- [WHAT YOU ARE ASKED TO DO]: Exclude all pictures, then copy each of the records exactly as written.

Lines of data:
────────────────────

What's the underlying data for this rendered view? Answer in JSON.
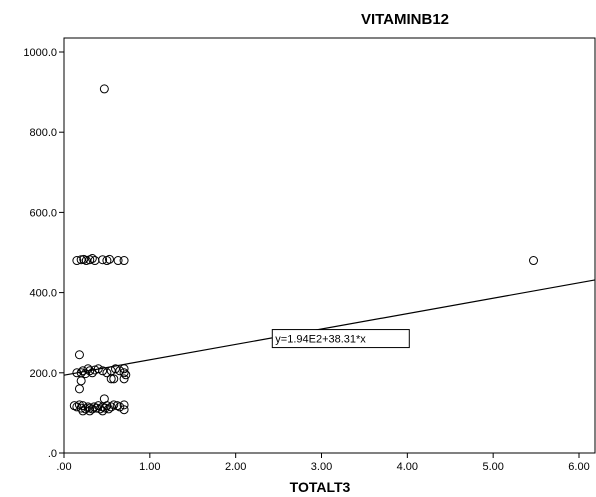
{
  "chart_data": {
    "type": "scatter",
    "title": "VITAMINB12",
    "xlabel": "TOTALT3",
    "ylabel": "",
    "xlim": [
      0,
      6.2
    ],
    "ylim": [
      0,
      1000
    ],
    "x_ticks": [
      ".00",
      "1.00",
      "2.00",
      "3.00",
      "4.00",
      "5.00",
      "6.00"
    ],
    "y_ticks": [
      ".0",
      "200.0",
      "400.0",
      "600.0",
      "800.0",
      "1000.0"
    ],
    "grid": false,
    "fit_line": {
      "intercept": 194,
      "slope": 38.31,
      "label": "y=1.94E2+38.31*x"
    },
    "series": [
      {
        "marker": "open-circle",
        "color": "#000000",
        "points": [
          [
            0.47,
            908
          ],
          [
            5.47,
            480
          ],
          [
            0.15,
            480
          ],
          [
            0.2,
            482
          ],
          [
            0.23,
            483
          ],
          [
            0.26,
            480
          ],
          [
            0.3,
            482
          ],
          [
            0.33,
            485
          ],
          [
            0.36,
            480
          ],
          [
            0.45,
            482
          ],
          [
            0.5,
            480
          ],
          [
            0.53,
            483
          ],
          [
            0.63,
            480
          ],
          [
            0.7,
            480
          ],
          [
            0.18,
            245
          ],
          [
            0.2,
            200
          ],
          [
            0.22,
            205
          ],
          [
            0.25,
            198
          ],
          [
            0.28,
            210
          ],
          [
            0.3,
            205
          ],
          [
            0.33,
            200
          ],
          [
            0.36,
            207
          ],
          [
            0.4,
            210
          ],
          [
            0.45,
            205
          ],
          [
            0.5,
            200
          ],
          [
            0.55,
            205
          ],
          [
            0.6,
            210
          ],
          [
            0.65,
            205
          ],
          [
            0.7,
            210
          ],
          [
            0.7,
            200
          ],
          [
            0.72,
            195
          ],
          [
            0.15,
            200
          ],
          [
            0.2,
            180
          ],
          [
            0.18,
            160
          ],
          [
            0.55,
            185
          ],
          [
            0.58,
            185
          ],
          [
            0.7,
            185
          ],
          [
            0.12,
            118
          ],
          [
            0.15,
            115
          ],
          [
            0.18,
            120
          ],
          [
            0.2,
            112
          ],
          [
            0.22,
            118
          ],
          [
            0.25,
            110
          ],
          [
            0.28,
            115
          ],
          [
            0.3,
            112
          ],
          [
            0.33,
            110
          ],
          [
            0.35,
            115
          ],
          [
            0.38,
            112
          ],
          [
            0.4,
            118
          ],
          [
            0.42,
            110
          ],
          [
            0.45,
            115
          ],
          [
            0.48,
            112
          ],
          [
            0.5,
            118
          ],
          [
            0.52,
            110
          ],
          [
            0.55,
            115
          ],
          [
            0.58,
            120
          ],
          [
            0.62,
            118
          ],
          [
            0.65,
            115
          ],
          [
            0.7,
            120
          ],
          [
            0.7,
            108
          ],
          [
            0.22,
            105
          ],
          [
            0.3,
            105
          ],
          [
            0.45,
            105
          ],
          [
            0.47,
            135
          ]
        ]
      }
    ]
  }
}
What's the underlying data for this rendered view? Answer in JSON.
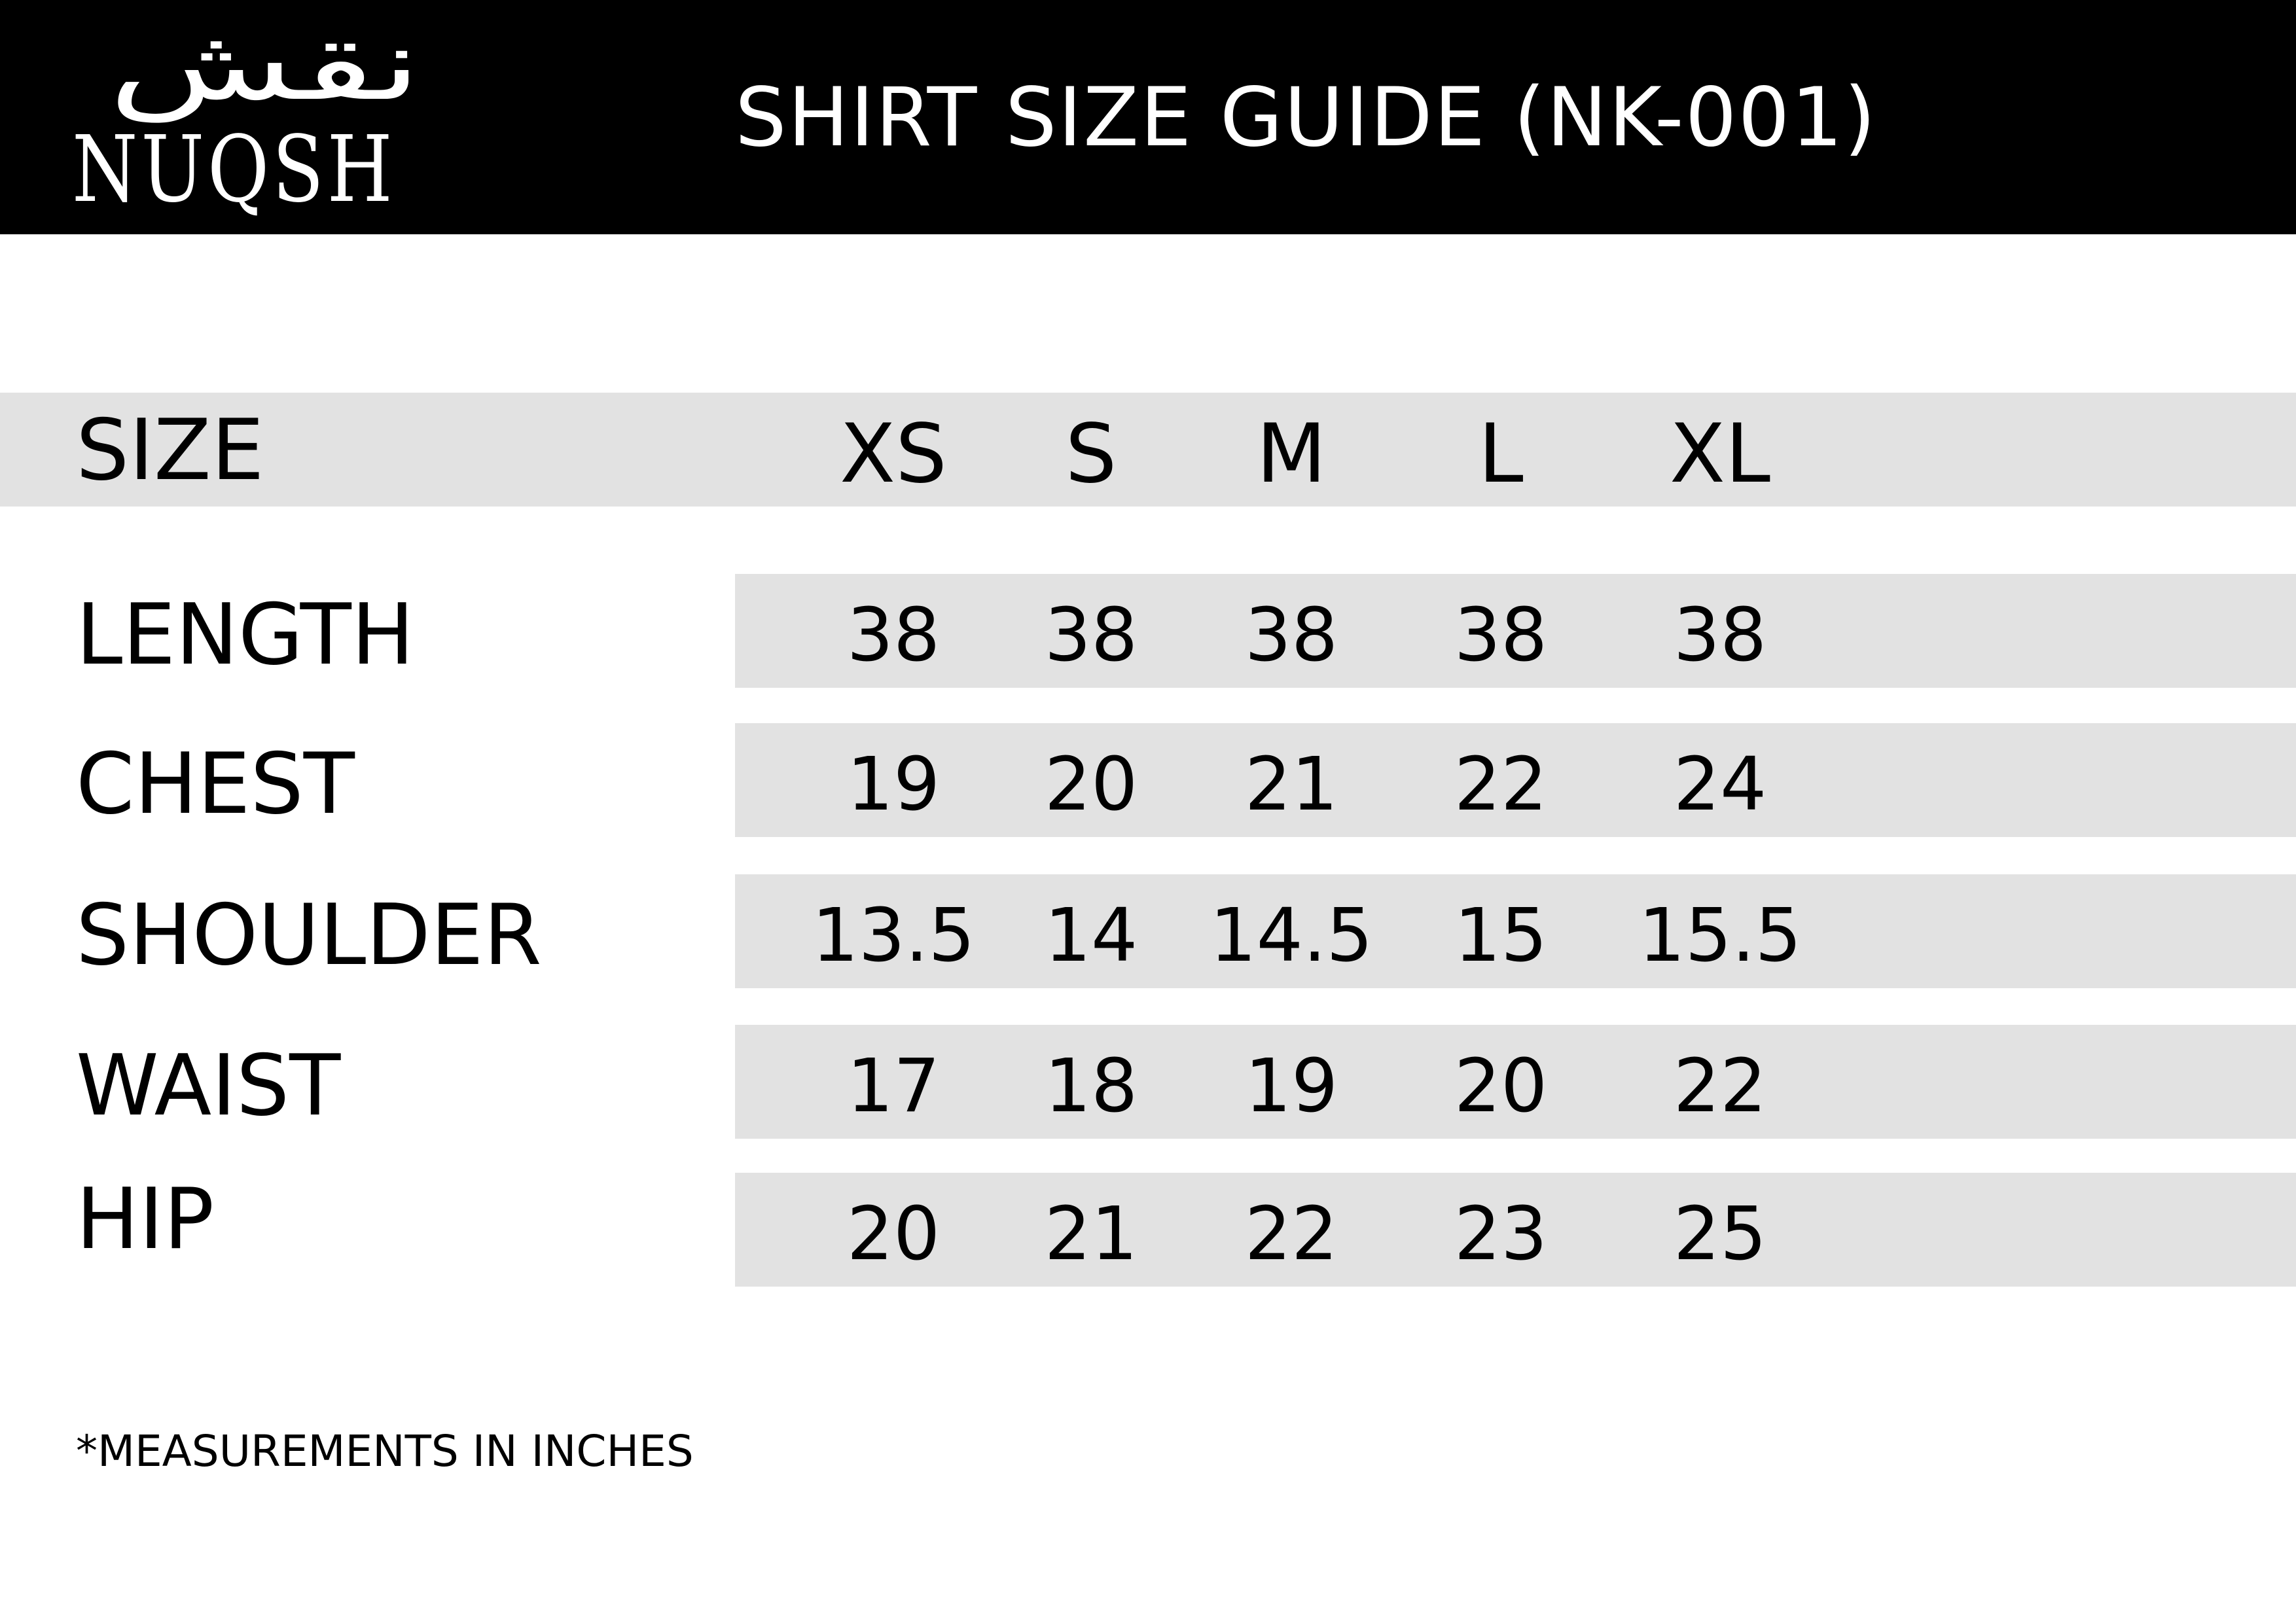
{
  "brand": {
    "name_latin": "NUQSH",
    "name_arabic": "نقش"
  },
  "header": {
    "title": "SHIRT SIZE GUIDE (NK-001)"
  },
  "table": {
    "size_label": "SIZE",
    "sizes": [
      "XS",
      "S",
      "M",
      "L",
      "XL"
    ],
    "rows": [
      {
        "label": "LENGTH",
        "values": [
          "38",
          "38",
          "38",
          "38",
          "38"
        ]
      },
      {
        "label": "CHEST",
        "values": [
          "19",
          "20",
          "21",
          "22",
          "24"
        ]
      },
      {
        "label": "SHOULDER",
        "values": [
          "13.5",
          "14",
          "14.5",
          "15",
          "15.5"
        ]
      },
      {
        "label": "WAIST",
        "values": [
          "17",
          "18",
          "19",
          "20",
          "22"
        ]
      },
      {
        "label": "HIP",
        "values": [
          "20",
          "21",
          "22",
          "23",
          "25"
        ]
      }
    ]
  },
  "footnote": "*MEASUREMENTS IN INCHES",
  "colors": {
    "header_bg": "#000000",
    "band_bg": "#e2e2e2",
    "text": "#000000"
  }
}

────────────────────

- [PROBLEM SOLUTION]:
What's the underlying data for this rendered view? Answer in JSON.
{
  "chart_data": {
    "type": "scatter",
    "title": "VITAMINB12",
    "xlabel": "TOTALT3",
    "ylabel": "",
    "xlim": [
      0,
      6.2
    ],
    "ylim": [
      0,
      1000
    ],
    "x_ticks": [
      ".00",
      "1.00",
      "2.00",
      "3.00",
      "4.00",
      "5.00",
      "6.00"
    ],
    "y_ticks": [
      ".0",
      "200.0",
      "400.0",
      "600.0",
      "800.0",
      "1000.0"
    ],
    "grid": false,
    "fit_line": {
      "intercept": 194,
      "slope": 38.31,
      "label": "y=1.94E2+38.31*x"
    },
    "series": [
      {
        "marker": "open-circle",
        "color": "#000000",
        "points": [
          [
            0.47,
            908
          ],
          [
            5.47,
            480
          ],
          [
            0.15,
            480
          ],
          [
            0.2,
            482
          ],
          [
            0.23,
            483
          ],
          [
            0.26,
            480
          ],
          [
            0.3,
            482
          ],
          [
            0.33,
            485
          ],
          [
            0.36,
            480
          ],
          [
            0.45,
            482
          ],
          [
            0.5,
            480
          ],
          [
            0.53,
            483
          ],
          [
            0.63,
            480
          ],
          [
            0.7,
            480
          ],
          [
            0.18,
            245
          ],
          [
            0.2,
            200
          ],
          [
            0.22,
            205
          ],
          [
            0.25,
            198
          ],
          [
            0.28,
            210
          ],
          [
            0.3,
            205
          ],
          [
            0.33,
            200
          ],
          [
            0.36,
            207
          ],
          [
            0.4,
            210
          ],
          [
            0.45,
            205
          ],
          [
            0.5,
            200
          ],
          [
            0.55,
            205
          ],
          [
            0.6,
            210
          ],
          [
            0.65,
            205
          ],
          [
            0.7,
            210
          ],
          [
            0.7,
            200
          ],
          [
            0.72,
            195
          ],
          [
            0.15,
            200
          ],
          [
            0.2,
            180
          ],
          [
            0.18,
            160
          ],
          [
            0.55,
            185
          ],
          [
            0.58,
            185
          ],
          [
            0.7,
            185
          ],
          [
            0.12,
            118
          ],
          [
            0.15,
            115
          ],
          [
            0.18,
            120
          ],
          [
            0.2,
            112
          ],
          [
            0.22,
            118
          ],
          [
            0.25,
            110
          ],
          [
            0.28,
            115
          ],
          [
            0.3,
            112
          ],
          [
            0.33,
            110
          ],
          [
            0.35,
            115
          ],
          [
            0.38,
            112
          ],
          [
            0.4,
            118
          ],
          [
            0.42,
            110
          ],
          [
            0.45,
            115
          ],
          [
            0.48,
            112
          ],
          [
            0.5,
            118
          ],
          [
            0.52,
            110
          ],
          [
            0.55,
            115
          ],
          [
            0.58,
            120
          ],
          [
            0.62,
            118
          ],
          [
            0.65,
            115
          ],
          [
            0.7,
            120
          ],
          [
            0.7,
            108
          ],
          [
            0.22,
            105
          ],
          [
            0.3,
            105
          ],
          [
            0.45,
            105
          ],
          [
            0.47,
            135
          ]
        ]
      }
    ]
  }
}
What's the underlying data for this rendered view? Answer in JSON.
{
  "brand": {
    "name_latin": "NUQSH",
    "name_arabic": "نقش"
  },
  "header": {
    "title": "SHIRT SIZE GUIDE (NK-001)"
  },
  "table": {
    "size_label": "SIZE",
    "sizes": [
      "XS",
      "S",
      "M",
      "L",
      "XL"
    ],
    "rows": [
      {
        "label": "LENGTH",
        "values": [
          "38",
          "38",
          "38",
          "38",
          "38"
        ]
      },
      {
        "label": "CHEST",
        "values": [
          "19",
          "20",
          "21",
          "22",
          "24"
        ]
      },
      {
        "label": "SHOULDER",
        "values": [
          "13.5",
          "14",
          "14.5",
          "15",
          "15.5"
        ]
      },
      {
        "label": "WAIST",
        "values": [
          "17",
          "18",
          "19",
          "20",
          "22"
        ]
      },
      {
        "label": "HIP",
        "values": [
          "20",
          "21",
          "22",
          "23",
          "25"
        ]
      }
    ]
  },
  "footnote": "*MEASUREMENTS IN INCHES",
  "colors": {
    "header_bg": "#000000",
    "band_bg": "#e2e2e2",
    "text": "#000000"
  }
}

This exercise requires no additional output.